| Task statement |
Extract every line where the string "Version" appears.

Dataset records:
========

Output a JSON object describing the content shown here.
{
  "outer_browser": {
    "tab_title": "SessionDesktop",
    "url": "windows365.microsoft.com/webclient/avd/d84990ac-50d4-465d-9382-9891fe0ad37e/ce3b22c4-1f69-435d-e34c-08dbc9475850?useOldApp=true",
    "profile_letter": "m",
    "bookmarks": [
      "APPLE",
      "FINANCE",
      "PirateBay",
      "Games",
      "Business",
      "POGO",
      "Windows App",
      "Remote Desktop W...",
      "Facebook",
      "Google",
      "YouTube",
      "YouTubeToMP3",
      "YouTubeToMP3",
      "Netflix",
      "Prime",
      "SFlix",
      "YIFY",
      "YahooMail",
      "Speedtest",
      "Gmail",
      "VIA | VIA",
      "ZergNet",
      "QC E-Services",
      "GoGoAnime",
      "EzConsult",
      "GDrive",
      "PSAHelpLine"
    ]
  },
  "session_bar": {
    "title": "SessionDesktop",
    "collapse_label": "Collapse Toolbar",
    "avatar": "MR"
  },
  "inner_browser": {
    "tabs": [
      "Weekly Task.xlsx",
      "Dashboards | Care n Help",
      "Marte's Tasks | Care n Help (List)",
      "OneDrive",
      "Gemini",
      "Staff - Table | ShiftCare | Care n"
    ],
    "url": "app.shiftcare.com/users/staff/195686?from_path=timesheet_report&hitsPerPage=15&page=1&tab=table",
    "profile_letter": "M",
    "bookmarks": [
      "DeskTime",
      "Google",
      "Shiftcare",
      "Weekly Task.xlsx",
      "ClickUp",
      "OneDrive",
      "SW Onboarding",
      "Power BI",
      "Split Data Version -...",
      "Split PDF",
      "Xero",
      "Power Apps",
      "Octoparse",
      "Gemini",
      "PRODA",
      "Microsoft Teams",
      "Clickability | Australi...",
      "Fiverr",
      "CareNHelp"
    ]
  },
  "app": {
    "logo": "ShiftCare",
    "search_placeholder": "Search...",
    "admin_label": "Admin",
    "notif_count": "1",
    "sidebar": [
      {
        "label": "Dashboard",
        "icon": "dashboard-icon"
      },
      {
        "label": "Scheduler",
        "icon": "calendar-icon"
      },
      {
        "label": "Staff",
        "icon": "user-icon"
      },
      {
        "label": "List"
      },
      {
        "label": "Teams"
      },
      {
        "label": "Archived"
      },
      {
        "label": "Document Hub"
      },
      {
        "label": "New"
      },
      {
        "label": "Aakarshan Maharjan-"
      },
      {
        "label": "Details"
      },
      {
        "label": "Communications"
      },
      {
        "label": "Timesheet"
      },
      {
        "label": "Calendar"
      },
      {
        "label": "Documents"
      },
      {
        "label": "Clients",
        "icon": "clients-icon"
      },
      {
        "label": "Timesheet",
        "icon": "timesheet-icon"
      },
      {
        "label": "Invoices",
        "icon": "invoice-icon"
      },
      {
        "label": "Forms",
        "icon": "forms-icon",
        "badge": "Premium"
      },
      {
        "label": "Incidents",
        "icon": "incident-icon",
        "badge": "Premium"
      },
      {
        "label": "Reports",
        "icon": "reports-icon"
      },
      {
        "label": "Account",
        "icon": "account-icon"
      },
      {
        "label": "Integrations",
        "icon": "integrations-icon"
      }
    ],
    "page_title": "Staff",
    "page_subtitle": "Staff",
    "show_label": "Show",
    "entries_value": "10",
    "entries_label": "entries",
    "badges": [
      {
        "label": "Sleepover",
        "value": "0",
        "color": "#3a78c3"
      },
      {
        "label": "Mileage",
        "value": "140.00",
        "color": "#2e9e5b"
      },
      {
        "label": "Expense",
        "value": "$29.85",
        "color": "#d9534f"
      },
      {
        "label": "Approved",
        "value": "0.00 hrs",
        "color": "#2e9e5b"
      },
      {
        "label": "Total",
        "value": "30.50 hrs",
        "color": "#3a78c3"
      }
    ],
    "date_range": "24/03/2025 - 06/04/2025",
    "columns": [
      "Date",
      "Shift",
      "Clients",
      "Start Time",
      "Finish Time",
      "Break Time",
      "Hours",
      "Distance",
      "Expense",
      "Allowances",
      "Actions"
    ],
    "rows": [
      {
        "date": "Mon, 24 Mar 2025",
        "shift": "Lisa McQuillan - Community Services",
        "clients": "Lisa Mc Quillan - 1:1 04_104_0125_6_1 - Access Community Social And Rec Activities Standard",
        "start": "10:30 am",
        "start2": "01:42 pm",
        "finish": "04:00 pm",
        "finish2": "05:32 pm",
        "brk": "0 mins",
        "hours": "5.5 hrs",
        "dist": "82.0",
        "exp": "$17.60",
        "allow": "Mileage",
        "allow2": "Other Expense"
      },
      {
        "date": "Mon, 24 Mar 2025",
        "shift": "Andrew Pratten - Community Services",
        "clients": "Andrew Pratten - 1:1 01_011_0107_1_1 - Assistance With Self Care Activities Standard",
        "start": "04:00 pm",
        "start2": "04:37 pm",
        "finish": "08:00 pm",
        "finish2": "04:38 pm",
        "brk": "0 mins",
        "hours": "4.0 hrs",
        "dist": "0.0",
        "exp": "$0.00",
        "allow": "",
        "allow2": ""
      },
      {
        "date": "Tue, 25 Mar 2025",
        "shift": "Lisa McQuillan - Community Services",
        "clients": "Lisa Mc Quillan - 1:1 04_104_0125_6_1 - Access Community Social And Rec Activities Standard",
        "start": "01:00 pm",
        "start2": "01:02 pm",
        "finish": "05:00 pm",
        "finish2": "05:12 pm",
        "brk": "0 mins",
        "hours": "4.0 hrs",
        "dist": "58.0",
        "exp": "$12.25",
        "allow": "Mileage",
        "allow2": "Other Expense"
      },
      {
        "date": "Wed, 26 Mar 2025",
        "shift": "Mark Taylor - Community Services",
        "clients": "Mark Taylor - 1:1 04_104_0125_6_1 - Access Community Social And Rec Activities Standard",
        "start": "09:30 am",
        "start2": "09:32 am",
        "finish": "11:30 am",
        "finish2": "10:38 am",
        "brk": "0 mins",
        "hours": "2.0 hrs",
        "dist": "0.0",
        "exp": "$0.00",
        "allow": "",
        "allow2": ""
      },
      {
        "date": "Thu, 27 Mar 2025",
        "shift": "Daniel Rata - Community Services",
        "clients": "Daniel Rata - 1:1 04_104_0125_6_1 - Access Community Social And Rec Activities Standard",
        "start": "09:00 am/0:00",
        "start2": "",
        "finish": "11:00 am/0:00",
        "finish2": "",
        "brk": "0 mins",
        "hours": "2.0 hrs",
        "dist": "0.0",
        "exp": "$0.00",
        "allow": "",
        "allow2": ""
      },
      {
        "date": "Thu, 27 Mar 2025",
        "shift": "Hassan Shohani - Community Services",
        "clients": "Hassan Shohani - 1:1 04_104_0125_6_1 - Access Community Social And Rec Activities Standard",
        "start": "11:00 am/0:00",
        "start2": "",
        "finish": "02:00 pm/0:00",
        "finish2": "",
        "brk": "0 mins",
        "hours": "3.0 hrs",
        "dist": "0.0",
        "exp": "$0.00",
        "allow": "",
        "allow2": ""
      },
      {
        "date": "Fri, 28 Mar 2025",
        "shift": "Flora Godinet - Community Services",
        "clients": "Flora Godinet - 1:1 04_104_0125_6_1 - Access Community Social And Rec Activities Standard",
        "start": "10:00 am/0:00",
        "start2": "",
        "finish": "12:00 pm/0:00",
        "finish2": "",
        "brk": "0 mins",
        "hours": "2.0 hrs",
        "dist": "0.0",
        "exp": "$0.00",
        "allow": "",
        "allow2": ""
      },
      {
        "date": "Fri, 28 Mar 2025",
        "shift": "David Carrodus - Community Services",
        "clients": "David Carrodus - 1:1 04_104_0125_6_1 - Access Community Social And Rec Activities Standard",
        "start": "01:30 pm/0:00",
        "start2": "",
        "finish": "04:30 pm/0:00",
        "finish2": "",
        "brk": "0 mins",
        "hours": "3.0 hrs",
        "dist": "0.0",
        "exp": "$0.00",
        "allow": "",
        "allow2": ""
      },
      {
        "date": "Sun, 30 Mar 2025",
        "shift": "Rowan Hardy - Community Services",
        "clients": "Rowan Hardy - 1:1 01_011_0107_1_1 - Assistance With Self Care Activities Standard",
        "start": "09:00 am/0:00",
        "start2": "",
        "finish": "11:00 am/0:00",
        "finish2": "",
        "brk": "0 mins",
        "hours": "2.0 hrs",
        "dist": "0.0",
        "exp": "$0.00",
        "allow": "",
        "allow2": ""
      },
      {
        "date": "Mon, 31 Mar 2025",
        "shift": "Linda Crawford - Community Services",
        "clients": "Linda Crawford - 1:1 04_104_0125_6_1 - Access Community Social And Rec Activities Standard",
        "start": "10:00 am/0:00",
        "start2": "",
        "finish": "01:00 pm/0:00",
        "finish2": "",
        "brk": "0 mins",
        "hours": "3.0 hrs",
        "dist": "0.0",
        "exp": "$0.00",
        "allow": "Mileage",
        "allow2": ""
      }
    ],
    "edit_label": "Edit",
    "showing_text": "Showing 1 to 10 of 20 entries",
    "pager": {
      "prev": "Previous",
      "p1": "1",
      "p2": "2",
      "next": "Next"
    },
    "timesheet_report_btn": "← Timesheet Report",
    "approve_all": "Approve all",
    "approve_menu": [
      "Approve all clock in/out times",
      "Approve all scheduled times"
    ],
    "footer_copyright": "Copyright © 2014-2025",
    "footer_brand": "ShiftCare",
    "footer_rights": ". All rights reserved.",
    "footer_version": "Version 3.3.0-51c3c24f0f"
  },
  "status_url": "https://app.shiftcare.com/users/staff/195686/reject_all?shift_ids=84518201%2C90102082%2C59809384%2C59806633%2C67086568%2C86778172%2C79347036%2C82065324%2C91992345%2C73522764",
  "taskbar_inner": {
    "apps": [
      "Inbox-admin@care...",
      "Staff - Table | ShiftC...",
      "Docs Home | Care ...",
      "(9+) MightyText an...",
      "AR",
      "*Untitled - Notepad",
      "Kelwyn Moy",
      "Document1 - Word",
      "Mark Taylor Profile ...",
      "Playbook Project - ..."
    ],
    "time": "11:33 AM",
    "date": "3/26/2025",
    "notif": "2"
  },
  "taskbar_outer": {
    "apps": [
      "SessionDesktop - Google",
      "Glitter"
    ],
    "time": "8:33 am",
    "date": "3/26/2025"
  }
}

========

| Answer for this exercise |
      "Split Data Version -...",
    "footer_version": "Version 3.3.0-51c3c24f0f"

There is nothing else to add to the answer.